Available records:

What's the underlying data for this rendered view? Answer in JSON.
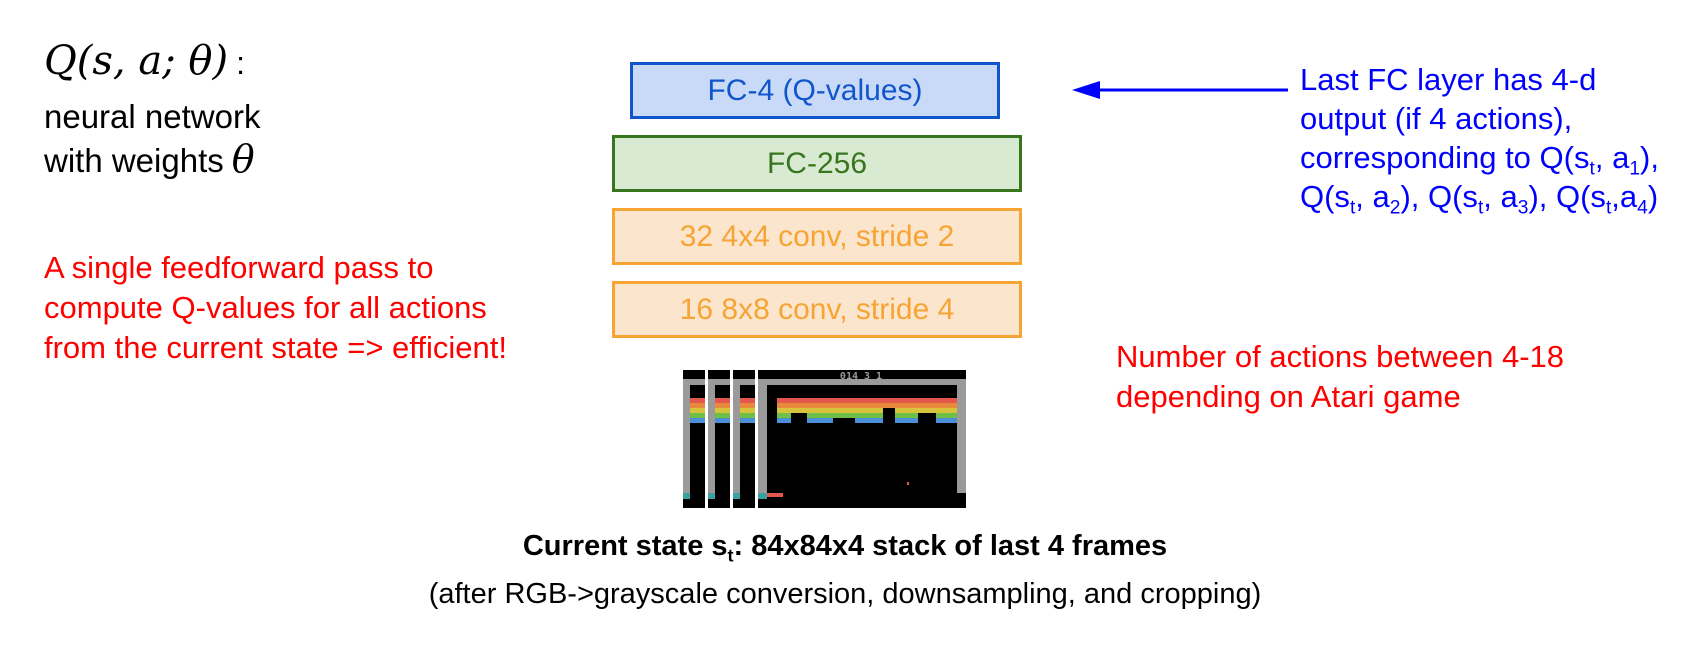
{
  "q_function": {
    "formula_open": "Q(",
    "formula_args": "s, a; θ",
    "formula_close": ")",
    "colon": ":"
  },
  "description": {
    "line1": "neural network",
    "line2": "with weights",
    "theta": "θ"
  },
  "left_note": {
    "text": "A single feedforward pass to compute Q-values for all actions from the current state => efficient!",
    "color": "#ff0000"
  },
  "layers": [
    {
      "label": "FC-4 (Q-values)",
      "fill": "#c9daf8",
      "border": "#1155cc",
      "text_color": "#1155cc"
    },
    {
      "label": "FC-256",
      "fill": "#d9ead3",
      "border": "#38761d",
      "text_color": "#38761d"
    },
    {
      "label": "32 4x4 conv, stride 2",
      "fill": "#fce5cd",
      "border": "#f6a433",
      "text_color": "#f6a433"
    },
    {
      "label": "16 8x8 conv, stride 4",
      "fill": "#fce5cd",
      "border": "#f6a433",
      "text_color": "#f6a433"
    }
  ],
  "frames": {
    "score_text": "014 3 1",
    "rainbow_colors": [
      "#e4574c",
      "#e88a3c",
      "#d7c33c",
      "#6fbe45",
      "#4a8fd8"
    ]
  },
  "right_note": {
    "line1": "Last FC layer has 4-d output (if 4 actions), corresponding to Q(s",
    "sub_t1": "t",
    "line1_end": ",",
    "a": "a",
    "sub_1": "1",
    "part2": "), Q(s",
    "sub_t2": "t",
    "part3": ", a",
    "sub_2": "2",
    "part4": "), Q(s",
    "sub_t3": "t",
    "part5": ", a",
    "sub_3": "3",
    "part6": "),",
    "part7": "Q(s",
    "sub_t4": "t",
    "part8": ",a",
    "sub_4": "4",
    "part9": ")",
    "color": "#0000ff"
  },
  "actions_note": {
    "text": "Number of actions between 4-18 depending on Atari game",
    "color": "#ff0000"
  },
  "caption": {
    "bold_prefix": "Current state s",
    "bold_sub": "t",
    "bold_suffix": ": 84x84x4 stack of last 4 frames",
    "subtitle": "(after RGB->grayscale conversion, downsampling, and cropping)"
  }
}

Stated goal:
Without the pictures, restate all the entries above exactly.

Result of the task:
What's the underlying data for this rendered view? Answer in JSON.
{
  "q_function": {
    "formula_open": "Q(",
    "formula_args": "s, a; θ",
    "formula_close": ")",
    "colon": ":"
  },
  "description": {
    "line1": "neural network",
    "line2": "with weights",
    "theta": "θ"
  },
  "left_note": {
    "text": "A single feedforward pass to compute Q-values for all actions from the current state => efficient!",
    "color": "#ff0000"
  },
  "layers": [
    {
      "label": "FC-4 (Q-values)",
      "fill": "#c9daf8",
      "border": "#1155cc",
      "text_color": "#1155cc"
    },
    {
      "label": "FC-256",
      "fill": "#d9ead3",
      "border": "#38761d",
      "text_color": "#38761d"
    },
    {
      "label": "32 4x4 conv, stride 2",
      "fill": "#fce5cd",
      "border": "#f6a433",
      "text_color": "#f6a433"
    },
    {
      "label": "16 8x8 conv, stride 4",
      "fill": "#fce5cd",
      "border": "#f6a433",
      "text_color": "#f6a433"
    }
  ],
  "frames": {
    "score_text": "014 3 1",
    "rainbow_colors": [
      "#e4574c",
      "#e88a3c",
      "#d7c33c",
      "#6fbe45",
      "#4a8fd8"
    ]
  },
  "right_note": {
    "line1": "Last FC layer has 4-d output (if 4 actions), corresponding to Q(s",
    "sub_t1": "t",
    "line1_end": ",",
    "a": "a",
    "sub_1": "1",
    "part2": "), Q(s",
    "sub_t2": "t",
    "part3": ", a",
    "sub_2": "2",
    "part4": "), Q(s",
    "sub_t3": "t",
    "part5": ", a",
    "sub_3": "3",
    "part6": "),",
    "part7": "Q(s",
    "sub_t4": "t",
    "part8": ",a",
    "sub_4": "4",
    "part9": ")",
    "color": "#0000ff"
  },
  "actions_note": {
    "text": "Number of actions between 4-18 depending on Atari game",
    "color": "#ff0000"
  },
  "caption": {
    "bold_prefix": "Current state s",
    "bold_sub": "t",
    "bold_suffix": ": 84x84x4 stack of last 4 frames",
    "subtitle": "(after RGB->grayscale conversion, downsampling, and cropping)"
  }
}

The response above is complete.